--- Begin MATERIAL PROVIDED ---

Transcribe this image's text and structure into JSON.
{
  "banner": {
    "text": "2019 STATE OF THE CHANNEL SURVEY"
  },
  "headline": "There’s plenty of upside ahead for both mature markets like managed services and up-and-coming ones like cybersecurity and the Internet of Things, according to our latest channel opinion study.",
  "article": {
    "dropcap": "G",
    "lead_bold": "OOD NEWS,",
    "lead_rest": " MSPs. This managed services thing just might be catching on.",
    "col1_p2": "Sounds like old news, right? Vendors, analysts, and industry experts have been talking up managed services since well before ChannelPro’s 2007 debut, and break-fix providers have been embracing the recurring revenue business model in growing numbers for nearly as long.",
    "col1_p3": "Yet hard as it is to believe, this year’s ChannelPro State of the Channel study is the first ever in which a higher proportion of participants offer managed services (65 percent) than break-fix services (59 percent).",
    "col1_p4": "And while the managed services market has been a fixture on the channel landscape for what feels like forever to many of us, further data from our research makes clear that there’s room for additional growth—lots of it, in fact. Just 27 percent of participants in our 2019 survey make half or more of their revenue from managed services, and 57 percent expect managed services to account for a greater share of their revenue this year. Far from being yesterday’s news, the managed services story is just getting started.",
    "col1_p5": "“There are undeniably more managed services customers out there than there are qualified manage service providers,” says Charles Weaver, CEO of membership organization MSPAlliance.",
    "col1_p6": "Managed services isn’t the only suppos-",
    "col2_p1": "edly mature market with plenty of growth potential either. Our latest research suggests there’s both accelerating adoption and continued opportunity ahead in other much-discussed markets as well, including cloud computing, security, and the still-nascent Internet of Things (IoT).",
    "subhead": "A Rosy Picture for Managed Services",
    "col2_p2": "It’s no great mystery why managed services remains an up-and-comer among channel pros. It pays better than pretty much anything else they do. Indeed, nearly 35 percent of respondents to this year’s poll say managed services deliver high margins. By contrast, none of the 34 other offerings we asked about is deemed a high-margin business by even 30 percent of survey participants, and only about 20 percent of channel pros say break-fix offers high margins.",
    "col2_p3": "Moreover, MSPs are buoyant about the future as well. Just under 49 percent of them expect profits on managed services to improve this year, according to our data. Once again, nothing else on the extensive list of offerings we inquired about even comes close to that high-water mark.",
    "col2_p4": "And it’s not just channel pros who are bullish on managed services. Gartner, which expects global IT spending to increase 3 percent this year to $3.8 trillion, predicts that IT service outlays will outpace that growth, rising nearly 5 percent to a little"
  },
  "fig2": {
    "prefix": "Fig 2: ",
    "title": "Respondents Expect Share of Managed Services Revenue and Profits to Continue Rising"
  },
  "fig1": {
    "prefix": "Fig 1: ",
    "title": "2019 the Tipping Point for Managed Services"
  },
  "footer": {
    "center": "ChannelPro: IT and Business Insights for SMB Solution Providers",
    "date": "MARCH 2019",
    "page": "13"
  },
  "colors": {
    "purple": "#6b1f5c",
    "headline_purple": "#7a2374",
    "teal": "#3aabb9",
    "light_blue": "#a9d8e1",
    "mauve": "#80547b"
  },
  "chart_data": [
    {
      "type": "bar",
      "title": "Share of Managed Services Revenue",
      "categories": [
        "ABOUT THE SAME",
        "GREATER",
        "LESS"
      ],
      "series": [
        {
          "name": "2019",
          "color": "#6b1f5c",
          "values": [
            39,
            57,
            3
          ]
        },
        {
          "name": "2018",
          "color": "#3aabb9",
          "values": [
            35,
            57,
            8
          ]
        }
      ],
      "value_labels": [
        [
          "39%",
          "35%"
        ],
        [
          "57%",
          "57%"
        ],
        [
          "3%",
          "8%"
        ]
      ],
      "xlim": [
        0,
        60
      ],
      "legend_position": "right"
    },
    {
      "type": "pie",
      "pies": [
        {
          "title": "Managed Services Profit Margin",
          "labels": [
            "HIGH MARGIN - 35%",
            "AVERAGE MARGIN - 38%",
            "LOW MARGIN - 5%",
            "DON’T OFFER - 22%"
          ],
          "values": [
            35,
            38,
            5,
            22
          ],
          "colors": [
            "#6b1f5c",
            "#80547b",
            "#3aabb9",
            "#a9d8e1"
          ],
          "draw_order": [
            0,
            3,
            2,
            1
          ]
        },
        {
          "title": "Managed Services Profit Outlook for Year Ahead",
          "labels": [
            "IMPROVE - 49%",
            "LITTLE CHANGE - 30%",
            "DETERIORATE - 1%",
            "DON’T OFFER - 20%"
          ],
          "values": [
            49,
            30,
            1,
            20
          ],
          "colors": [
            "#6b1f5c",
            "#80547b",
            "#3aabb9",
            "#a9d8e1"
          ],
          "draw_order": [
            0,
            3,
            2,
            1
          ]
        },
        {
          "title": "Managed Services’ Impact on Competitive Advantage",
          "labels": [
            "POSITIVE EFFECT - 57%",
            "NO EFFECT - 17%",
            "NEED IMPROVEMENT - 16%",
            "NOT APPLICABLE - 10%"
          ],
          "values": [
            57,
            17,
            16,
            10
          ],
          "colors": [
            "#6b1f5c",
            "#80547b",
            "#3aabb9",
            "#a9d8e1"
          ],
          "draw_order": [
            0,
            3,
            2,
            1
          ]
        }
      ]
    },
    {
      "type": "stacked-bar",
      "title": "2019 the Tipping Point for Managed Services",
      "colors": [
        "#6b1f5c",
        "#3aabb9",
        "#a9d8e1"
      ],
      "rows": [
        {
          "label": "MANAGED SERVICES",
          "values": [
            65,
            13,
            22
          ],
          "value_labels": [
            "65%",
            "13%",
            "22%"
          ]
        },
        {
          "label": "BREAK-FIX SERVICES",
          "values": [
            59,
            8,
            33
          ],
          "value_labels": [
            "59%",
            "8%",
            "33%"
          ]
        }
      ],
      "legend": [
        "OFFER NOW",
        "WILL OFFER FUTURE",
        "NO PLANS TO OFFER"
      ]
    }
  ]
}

--- End MATERIAL PROVIDED ---

### TASK DETAILS
Pull every line containing the word "research" out of the material and copy it.

### TASK RESULT
    "col1_p4": "And while the managed services market has been a fixture on the channel landscape for what feels like forever to many of us, further data from our research makes clear that there’s room for additional growth—lots of it, in fact. Just 27 percent of participants in our 2019 survey make half or more of their revenue from managed services, and 57 percent expect managed services to account for a greater share of their revenue this year. Far from being yesterday’s news, the managed services story is just getting started.",
    "col2_p1": "edly mature market with plenty of growth potential either. Our latest research suggests there’s both accelerating adoption and continued opportunity ahead in other much-discussed markets as well, including cloud computing, security, and the still-nascent Internet of Things (IoT).",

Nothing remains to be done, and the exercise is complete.